##### MATERIAL FOR THIS TASK #####

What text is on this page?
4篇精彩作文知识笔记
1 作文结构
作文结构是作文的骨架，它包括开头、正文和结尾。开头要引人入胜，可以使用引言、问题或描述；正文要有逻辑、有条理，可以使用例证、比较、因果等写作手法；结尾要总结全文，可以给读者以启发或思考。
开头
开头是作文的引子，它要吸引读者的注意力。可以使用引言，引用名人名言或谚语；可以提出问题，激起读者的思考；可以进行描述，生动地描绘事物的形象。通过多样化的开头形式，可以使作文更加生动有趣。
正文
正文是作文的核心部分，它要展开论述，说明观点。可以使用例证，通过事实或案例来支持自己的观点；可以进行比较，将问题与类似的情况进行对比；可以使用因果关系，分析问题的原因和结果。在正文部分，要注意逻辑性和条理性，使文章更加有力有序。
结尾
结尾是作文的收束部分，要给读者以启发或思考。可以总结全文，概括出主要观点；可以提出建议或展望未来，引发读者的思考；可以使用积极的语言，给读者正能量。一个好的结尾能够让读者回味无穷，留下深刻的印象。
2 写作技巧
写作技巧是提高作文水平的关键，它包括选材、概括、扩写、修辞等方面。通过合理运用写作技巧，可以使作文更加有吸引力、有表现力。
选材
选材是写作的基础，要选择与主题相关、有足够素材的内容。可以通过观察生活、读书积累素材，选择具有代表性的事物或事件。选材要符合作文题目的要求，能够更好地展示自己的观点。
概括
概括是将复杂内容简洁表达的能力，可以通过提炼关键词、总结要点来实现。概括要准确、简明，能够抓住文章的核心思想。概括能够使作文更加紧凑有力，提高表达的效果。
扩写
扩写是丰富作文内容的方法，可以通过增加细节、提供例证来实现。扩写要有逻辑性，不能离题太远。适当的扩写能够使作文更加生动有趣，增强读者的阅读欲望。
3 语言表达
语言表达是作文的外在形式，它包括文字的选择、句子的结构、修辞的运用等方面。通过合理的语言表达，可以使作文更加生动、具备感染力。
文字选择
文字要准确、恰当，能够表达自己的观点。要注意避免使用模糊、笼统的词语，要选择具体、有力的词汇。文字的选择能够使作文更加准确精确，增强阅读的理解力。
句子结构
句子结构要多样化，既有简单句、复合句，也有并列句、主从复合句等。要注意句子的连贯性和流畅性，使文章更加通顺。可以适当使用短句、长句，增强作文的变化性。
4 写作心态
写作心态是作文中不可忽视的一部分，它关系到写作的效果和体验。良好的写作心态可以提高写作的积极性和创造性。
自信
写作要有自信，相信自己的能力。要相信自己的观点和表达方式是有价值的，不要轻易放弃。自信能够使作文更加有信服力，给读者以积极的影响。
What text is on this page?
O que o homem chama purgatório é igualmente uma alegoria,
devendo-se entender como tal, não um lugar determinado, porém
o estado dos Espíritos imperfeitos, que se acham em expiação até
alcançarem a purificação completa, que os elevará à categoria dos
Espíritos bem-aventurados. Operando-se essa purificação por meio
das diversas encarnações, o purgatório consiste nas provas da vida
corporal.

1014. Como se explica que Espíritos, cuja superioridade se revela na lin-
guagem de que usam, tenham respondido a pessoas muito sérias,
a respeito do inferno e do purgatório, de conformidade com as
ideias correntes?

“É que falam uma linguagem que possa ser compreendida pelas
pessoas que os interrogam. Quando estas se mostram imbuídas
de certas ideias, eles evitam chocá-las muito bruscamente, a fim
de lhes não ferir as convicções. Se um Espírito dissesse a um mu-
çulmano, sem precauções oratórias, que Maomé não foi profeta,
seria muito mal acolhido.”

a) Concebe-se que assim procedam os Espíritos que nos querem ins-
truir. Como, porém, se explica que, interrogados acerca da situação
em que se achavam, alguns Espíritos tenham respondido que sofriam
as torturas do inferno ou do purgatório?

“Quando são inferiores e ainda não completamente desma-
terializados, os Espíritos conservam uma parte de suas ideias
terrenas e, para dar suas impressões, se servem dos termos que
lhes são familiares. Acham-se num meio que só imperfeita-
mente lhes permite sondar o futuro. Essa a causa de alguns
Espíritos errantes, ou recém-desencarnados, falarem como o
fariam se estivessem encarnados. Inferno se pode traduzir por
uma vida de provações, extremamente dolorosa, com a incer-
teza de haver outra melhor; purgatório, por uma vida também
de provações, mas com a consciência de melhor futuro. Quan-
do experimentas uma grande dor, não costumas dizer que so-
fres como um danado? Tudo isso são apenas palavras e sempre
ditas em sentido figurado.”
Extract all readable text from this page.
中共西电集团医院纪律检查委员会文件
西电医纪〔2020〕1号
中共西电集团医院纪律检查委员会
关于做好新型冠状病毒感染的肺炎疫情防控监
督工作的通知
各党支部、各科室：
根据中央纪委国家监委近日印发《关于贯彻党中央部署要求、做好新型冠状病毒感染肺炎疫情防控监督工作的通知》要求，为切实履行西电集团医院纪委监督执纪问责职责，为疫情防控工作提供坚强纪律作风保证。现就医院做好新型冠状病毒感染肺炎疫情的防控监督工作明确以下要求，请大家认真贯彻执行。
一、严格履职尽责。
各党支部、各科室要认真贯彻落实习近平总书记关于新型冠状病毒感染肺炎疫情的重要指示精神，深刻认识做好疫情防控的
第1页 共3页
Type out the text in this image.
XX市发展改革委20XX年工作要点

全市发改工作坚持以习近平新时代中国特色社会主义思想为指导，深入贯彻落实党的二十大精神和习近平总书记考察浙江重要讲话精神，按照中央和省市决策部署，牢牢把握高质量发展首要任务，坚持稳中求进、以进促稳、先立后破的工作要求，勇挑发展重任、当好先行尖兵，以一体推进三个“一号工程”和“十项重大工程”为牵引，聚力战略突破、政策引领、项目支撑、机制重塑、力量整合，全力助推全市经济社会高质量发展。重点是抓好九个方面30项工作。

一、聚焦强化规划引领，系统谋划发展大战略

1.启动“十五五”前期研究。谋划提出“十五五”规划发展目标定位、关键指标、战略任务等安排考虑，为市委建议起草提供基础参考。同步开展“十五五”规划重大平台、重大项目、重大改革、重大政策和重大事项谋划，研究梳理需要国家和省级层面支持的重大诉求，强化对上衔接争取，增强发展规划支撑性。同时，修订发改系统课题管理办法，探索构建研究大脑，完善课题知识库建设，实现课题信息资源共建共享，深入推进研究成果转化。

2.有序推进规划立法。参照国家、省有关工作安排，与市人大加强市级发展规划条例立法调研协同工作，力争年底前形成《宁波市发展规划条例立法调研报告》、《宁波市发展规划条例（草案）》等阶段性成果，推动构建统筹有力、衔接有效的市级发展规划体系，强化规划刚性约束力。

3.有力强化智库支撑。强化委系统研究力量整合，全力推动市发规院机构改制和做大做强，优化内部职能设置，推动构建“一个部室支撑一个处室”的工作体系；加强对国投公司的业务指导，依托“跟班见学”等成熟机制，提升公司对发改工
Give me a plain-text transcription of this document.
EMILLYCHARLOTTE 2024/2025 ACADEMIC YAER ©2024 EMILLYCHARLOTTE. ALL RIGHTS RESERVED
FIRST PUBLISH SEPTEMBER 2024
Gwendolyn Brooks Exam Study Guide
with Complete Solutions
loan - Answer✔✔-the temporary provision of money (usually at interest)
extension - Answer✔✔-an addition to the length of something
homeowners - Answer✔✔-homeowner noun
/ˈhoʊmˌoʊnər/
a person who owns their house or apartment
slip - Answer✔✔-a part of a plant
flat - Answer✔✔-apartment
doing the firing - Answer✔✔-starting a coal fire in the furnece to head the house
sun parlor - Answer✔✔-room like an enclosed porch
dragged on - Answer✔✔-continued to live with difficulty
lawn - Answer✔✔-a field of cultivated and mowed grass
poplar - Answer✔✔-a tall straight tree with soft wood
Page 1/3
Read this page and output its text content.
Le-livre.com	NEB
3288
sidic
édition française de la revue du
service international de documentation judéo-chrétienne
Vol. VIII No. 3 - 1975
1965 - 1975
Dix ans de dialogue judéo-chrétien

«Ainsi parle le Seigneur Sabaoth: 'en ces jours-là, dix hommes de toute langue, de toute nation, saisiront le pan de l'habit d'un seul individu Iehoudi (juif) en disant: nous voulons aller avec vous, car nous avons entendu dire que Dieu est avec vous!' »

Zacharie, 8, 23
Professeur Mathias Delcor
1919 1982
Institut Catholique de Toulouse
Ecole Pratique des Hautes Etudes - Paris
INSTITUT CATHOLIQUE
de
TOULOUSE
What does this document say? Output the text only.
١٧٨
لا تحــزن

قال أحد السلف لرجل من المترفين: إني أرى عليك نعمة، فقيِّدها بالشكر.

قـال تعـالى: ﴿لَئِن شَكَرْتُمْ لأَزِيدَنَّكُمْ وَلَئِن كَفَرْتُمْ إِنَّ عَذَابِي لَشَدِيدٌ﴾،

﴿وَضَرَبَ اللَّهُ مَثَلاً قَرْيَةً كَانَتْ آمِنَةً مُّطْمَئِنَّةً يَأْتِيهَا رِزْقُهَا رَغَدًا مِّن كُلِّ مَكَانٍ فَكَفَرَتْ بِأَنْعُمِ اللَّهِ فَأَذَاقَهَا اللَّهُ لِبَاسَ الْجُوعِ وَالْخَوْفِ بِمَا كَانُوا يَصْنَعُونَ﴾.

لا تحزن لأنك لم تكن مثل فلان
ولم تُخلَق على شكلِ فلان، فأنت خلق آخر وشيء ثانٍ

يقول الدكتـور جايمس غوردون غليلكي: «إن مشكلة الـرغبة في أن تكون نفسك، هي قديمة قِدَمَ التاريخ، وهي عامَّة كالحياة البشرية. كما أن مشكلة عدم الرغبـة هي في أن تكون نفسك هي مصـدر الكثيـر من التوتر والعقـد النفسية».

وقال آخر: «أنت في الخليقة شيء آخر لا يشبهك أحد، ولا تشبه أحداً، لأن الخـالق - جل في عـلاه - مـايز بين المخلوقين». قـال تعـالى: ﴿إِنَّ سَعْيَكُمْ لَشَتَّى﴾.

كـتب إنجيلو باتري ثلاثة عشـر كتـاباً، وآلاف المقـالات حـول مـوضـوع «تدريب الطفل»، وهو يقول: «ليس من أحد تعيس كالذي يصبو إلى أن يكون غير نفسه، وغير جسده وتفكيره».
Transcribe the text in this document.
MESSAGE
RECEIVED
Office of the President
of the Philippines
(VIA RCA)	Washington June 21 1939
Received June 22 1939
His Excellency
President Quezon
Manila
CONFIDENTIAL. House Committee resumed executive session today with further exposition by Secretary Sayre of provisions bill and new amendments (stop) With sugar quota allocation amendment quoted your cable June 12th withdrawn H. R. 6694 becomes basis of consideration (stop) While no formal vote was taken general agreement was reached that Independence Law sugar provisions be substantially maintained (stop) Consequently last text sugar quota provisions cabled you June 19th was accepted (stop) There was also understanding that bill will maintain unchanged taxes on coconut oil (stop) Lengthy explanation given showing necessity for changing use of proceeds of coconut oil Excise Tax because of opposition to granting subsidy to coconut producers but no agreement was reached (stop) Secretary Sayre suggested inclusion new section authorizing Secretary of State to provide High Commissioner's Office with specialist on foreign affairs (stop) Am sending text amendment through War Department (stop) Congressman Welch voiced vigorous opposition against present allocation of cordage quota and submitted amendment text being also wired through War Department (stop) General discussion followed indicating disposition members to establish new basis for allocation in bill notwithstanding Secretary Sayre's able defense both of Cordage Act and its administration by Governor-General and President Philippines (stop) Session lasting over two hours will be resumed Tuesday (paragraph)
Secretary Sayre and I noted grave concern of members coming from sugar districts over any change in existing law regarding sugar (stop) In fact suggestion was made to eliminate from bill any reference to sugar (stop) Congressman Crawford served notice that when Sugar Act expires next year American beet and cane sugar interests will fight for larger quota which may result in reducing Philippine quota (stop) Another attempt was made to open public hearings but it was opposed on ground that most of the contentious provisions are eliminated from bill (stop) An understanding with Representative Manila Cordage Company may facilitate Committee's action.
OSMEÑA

#####

• [GIVEN TASK] Looking at the entries above, say how many lines contain the word "melhor". Only the number is wanted.

• [RESPONSE TO THE EXERCISE] 2